**Objective:**
Collect the lines of the entries where "title" shows up.

**Entries supplied:**
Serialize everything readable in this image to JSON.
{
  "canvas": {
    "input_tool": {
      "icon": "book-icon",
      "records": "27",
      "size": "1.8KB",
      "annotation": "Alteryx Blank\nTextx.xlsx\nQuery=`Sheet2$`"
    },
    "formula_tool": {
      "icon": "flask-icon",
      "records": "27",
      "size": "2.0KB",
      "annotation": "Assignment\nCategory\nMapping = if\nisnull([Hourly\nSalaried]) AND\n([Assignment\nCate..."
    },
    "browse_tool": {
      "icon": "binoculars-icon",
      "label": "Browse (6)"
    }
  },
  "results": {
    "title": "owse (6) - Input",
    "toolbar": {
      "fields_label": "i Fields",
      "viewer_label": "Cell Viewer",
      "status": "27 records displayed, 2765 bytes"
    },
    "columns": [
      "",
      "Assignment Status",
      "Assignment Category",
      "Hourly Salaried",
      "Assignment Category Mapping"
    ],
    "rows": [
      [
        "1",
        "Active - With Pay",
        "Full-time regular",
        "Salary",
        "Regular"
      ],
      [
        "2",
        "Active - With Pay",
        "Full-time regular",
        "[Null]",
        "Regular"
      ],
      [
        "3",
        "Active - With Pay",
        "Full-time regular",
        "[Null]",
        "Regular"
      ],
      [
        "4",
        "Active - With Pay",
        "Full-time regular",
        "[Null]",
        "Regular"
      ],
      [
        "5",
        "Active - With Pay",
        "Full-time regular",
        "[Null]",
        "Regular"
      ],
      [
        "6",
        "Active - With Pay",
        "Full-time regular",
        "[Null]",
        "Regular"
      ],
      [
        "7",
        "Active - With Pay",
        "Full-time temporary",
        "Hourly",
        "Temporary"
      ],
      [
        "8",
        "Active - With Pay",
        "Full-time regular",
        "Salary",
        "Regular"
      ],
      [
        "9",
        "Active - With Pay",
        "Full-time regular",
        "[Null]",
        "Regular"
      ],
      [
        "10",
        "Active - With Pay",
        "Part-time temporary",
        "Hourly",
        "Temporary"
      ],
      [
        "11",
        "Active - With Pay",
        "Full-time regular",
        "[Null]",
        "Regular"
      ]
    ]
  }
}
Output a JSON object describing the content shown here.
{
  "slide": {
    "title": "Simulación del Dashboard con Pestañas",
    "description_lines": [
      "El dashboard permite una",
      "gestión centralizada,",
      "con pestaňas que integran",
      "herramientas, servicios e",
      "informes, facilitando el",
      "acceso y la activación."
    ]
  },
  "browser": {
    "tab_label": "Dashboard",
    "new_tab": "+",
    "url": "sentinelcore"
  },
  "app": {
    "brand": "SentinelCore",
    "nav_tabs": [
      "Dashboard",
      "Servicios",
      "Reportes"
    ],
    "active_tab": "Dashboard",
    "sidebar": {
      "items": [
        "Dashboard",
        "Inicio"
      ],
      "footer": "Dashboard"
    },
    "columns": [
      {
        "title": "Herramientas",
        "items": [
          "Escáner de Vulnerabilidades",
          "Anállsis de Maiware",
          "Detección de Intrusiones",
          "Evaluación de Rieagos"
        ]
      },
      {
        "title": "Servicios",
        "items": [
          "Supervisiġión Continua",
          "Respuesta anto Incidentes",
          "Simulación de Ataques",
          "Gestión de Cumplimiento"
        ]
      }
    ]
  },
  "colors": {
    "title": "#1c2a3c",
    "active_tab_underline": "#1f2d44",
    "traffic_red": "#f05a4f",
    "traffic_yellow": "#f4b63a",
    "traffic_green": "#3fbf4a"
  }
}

**Task answer:**
    "title": "owse (6) - Input",
    "title": "Simulación del Dashboard con Pestañas",
        "title": "Herramientas",
        "title": "Servicios",
    "title": "#1c2a3c",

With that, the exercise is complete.